** Start of Material supplied **

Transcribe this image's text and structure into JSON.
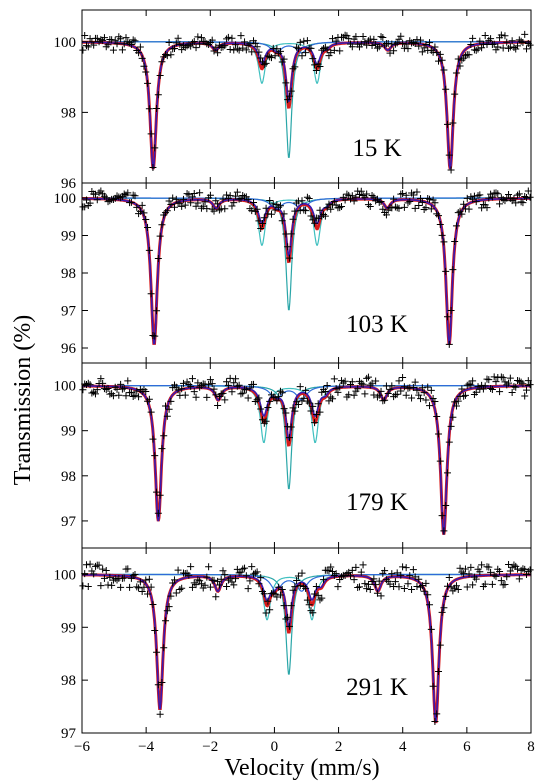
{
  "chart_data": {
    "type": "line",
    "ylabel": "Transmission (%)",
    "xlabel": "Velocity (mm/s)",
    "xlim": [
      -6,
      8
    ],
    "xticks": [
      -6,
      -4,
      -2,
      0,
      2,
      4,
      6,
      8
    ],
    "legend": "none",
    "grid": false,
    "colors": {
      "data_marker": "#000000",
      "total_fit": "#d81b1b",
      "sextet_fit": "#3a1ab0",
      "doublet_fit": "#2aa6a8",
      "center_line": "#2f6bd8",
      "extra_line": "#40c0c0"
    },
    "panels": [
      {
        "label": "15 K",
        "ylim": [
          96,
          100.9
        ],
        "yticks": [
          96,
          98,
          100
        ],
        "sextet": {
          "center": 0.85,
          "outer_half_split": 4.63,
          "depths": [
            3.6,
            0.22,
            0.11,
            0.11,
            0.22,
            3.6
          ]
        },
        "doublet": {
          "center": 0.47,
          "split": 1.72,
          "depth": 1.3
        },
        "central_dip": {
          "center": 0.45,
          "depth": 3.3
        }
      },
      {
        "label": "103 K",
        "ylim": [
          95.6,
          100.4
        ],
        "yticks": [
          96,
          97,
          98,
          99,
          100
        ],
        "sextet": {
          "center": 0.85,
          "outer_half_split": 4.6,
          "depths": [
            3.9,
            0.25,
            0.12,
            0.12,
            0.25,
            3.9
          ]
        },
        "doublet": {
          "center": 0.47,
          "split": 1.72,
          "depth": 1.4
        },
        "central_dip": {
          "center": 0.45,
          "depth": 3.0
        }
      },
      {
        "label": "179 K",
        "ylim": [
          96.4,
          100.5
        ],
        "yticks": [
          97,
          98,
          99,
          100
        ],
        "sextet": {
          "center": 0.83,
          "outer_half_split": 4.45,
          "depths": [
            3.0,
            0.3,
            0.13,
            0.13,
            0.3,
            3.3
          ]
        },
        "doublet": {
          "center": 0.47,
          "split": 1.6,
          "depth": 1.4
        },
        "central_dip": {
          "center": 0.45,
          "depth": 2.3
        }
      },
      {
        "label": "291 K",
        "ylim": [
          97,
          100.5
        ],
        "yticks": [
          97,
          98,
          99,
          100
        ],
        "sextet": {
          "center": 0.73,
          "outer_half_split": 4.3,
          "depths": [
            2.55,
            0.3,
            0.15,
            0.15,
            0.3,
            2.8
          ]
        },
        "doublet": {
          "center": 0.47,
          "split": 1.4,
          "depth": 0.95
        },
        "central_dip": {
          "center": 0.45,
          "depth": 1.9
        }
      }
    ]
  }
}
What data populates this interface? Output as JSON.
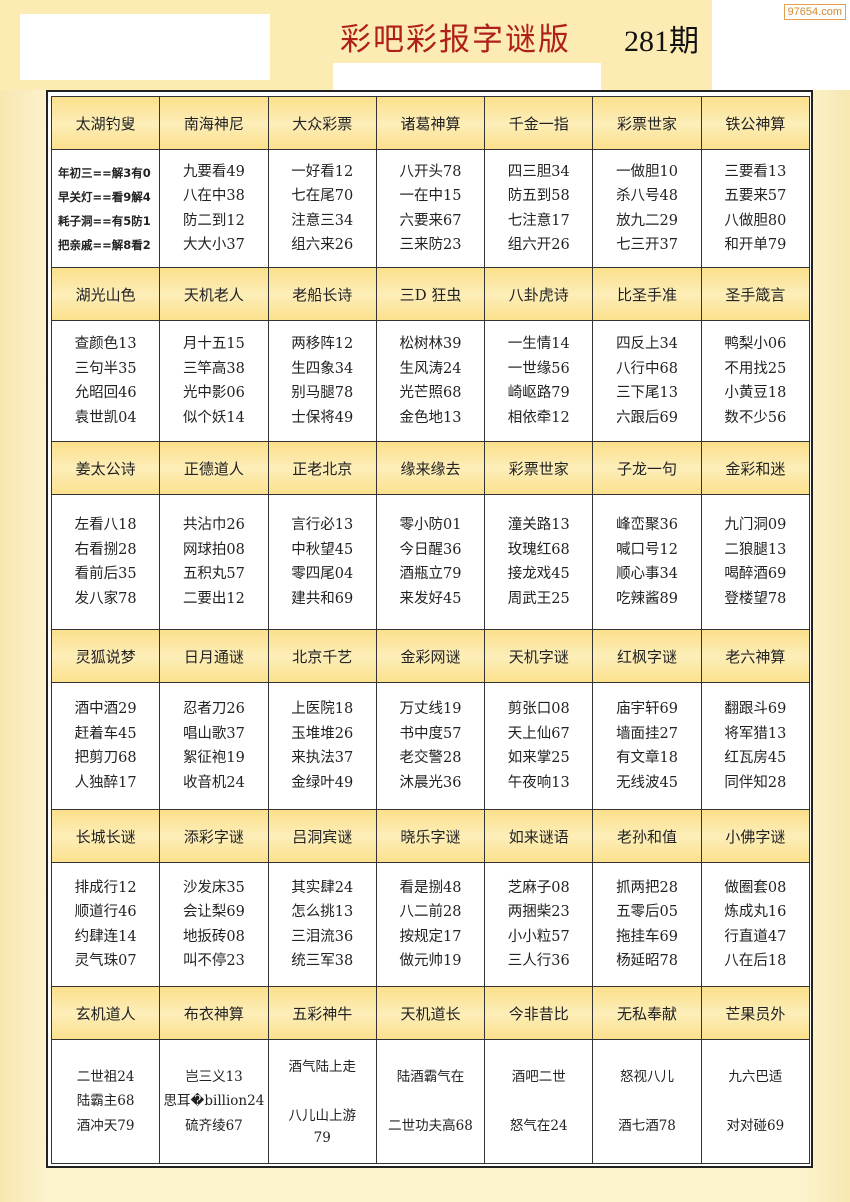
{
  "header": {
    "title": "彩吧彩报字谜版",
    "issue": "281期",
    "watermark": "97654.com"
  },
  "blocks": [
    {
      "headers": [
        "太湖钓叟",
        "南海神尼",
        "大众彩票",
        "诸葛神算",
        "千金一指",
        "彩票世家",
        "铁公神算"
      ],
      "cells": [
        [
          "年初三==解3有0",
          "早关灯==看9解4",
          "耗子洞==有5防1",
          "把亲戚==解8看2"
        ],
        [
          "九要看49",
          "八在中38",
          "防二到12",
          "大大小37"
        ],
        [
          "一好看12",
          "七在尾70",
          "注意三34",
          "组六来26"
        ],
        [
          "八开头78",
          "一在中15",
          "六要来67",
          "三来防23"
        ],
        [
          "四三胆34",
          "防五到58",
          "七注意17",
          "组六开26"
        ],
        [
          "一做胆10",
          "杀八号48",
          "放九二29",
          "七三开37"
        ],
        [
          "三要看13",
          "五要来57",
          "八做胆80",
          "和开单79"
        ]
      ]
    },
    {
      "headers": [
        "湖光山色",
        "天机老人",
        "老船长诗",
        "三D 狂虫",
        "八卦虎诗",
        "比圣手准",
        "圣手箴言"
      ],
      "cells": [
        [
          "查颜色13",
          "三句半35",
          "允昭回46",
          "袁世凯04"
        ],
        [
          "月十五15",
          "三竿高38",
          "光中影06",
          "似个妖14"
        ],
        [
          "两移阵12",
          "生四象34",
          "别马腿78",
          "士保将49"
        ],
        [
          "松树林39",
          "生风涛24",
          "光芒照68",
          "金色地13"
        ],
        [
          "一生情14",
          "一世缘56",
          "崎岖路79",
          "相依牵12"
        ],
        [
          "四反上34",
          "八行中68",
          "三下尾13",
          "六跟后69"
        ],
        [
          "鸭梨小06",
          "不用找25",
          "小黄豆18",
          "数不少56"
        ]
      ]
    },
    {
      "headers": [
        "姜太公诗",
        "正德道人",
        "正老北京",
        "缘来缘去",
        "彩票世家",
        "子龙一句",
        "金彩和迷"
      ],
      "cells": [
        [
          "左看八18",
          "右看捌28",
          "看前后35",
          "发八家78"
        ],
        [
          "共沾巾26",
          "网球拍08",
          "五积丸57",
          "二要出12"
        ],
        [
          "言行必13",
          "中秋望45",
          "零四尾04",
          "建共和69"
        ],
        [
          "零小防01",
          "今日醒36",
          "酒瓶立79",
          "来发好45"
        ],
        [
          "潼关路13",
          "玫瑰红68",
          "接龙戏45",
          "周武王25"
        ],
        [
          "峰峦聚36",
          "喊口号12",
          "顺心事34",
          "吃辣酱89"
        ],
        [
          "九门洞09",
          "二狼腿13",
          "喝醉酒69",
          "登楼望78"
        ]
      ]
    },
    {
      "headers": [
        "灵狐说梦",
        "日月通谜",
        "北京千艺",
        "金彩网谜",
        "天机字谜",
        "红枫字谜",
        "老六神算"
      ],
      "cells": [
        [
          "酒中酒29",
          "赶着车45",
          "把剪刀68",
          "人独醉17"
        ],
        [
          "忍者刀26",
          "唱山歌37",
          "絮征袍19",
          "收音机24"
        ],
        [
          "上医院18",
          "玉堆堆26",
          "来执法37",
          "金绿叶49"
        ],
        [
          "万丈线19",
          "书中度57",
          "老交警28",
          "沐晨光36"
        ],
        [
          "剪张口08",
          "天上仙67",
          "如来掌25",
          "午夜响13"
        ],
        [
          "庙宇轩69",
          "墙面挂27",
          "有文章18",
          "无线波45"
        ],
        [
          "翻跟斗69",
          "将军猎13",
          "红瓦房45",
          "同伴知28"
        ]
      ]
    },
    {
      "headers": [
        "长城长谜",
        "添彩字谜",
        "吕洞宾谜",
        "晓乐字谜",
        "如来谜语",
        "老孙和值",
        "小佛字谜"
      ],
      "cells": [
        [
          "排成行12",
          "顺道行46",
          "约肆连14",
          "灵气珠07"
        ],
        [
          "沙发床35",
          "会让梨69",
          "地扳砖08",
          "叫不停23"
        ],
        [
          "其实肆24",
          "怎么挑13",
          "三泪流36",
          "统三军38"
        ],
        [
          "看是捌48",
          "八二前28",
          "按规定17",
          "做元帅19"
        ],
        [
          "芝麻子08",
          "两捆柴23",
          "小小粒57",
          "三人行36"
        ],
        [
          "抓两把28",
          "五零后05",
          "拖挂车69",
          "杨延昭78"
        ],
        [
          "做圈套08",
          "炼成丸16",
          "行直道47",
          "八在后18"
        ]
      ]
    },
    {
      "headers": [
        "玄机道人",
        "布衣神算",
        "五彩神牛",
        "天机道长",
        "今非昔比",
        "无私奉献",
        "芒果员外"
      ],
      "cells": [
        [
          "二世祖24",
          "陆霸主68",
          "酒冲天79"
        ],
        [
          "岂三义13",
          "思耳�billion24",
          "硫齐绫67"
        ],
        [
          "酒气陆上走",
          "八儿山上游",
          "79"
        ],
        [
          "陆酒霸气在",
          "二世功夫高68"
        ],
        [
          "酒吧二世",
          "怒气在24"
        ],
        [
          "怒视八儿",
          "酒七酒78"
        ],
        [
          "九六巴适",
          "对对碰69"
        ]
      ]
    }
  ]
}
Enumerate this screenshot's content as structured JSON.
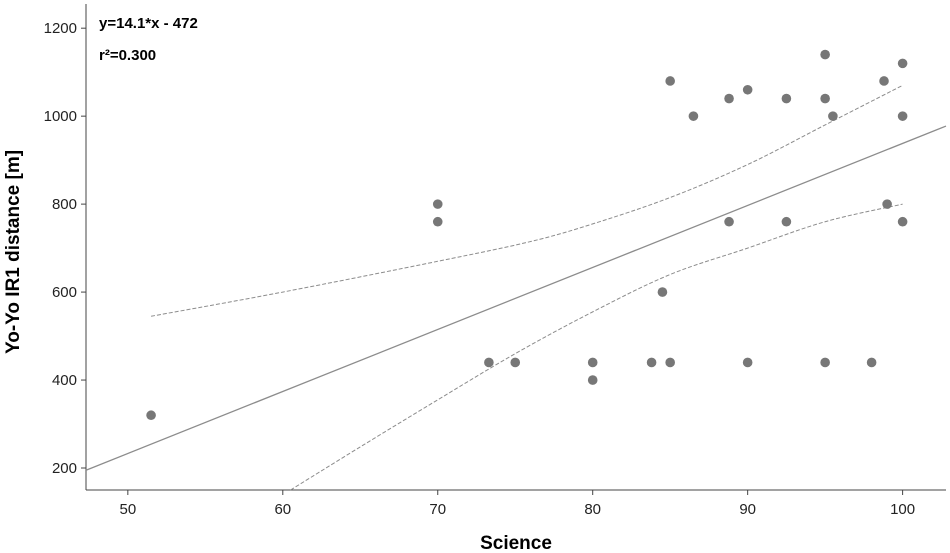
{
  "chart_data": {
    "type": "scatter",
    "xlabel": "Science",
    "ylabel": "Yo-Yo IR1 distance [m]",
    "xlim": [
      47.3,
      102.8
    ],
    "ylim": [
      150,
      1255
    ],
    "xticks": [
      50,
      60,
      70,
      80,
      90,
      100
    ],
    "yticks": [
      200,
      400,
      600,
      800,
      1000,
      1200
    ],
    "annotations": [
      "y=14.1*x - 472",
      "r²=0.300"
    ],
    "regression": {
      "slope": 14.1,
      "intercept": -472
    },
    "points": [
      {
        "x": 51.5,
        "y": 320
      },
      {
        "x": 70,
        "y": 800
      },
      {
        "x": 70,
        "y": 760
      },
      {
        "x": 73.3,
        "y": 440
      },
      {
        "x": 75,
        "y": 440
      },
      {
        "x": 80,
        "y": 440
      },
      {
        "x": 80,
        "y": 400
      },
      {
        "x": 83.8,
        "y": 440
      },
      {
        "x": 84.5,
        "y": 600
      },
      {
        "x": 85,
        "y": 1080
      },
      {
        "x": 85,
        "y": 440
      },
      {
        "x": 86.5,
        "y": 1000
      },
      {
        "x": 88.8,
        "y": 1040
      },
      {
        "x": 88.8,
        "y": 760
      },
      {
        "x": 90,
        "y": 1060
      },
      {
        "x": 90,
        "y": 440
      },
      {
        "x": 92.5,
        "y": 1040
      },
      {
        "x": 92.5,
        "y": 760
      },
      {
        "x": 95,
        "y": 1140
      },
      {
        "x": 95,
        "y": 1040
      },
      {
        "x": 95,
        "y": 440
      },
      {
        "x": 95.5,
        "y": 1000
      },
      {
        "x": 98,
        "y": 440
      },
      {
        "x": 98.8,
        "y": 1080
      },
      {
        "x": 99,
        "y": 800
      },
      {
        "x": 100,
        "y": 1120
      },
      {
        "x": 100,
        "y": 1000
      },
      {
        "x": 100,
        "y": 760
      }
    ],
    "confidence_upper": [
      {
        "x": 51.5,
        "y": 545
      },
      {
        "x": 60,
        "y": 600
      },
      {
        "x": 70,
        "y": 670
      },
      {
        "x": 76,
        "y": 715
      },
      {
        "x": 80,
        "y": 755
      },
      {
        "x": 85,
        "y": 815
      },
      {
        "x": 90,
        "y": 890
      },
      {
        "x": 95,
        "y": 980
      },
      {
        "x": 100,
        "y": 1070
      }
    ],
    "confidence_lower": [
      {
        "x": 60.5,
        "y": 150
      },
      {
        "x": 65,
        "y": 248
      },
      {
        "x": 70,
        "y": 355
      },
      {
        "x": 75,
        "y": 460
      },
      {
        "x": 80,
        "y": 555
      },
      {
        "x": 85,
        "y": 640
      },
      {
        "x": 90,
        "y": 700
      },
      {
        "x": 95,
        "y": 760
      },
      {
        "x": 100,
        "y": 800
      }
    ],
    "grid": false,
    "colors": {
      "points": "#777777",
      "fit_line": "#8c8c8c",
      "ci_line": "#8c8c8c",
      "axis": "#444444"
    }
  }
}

** End of Material supplied **

Pull out each line containing the word "this" and copy it.

The solution:
Transcribe this image's text and structure into JSON.
What data populates this interface? Output as JSON.
Enumerate this screenshot's content as structured JSON.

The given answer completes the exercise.